**What this task involves**
The lines to be set down run from the line containing "Give me a plain-text" through the final line of the data below; print them exactly and print nothing else.

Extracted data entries
[start]

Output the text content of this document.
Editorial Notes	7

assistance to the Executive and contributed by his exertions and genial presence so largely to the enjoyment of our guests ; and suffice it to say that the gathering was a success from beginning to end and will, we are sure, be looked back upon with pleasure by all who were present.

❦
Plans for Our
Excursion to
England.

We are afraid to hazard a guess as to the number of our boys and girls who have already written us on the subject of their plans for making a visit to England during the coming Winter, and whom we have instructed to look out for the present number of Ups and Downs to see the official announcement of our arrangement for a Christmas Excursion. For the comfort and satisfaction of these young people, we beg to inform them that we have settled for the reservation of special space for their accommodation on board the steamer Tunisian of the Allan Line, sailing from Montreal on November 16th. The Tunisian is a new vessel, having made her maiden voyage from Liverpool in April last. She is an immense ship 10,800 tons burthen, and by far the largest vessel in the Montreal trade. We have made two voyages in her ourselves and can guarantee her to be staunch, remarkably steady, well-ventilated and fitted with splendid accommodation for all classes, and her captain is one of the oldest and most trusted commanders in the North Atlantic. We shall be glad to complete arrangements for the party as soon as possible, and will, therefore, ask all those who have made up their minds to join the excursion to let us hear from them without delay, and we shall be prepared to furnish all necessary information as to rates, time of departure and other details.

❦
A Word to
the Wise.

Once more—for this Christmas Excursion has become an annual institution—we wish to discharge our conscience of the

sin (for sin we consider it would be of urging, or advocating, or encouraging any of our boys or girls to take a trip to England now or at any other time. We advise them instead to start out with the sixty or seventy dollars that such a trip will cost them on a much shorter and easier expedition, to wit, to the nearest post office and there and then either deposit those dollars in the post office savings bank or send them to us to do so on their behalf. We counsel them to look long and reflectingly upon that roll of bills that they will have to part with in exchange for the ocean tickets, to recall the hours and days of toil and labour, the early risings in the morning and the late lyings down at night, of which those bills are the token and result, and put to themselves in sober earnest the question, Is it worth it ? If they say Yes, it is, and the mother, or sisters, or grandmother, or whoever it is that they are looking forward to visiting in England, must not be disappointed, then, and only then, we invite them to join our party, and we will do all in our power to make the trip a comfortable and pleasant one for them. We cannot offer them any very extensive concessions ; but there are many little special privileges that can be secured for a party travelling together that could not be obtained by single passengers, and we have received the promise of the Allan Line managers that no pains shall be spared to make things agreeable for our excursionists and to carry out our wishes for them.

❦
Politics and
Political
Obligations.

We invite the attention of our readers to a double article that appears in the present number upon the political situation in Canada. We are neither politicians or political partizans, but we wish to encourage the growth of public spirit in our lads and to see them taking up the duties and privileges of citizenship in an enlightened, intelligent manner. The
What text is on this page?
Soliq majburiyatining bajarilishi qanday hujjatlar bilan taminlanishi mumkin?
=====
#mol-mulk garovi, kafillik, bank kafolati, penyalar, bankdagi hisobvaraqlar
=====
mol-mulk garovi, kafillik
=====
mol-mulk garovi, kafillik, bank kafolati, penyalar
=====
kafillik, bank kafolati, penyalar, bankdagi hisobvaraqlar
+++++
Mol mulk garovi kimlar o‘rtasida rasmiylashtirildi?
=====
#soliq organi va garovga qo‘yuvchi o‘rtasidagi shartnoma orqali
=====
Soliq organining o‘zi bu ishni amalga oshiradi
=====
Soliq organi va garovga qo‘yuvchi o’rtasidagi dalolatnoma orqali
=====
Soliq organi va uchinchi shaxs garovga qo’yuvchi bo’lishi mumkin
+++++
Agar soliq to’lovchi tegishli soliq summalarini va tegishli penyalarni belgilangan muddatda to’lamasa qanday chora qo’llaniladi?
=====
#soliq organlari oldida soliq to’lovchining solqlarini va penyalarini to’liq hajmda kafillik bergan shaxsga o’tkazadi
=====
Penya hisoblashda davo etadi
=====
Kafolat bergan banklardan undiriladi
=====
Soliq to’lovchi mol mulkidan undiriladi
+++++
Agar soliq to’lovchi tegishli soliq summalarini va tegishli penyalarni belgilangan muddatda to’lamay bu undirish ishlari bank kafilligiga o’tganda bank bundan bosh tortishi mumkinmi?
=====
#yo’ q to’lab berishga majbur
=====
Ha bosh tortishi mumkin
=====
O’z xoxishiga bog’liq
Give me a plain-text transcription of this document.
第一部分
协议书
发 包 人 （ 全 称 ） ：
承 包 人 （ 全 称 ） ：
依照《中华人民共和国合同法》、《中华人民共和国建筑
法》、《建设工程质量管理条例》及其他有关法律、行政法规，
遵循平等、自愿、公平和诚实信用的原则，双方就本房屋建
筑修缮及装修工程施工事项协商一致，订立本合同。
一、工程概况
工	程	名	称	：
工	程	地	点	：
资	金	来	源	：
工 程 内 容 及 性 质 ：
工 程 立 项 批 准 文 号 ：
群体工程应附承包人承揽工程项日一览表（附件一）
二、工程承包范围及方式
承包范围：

[end]

**Full output**
Give me a plain-text transcription of this document.
第一部分
协议书
发 包 人 （ 全 称 ） ：
承 包 人 （ 全 称 ） ：
依照《中华人民共和国合同法》、《中华人民共和国建筑
法》、《建设工程质量管理条例》及其他有关法律、行政法规，
遵循平等、自愿、公平和诚实信用的原则，双方就本房屋建
筑修缮及装修工程施工事项协商一致，订立本合同。
一、工程概况
工	程	名	称	：
工	程	地	点	：
资	金	来	源	：
工 程 内 容 及 性 质 ：
工 程 立 项 批 准 文 号 ：
群体工程应附承包人承揽工程项日一览表（附件一）
二、工程承包范围及方式
承包范围：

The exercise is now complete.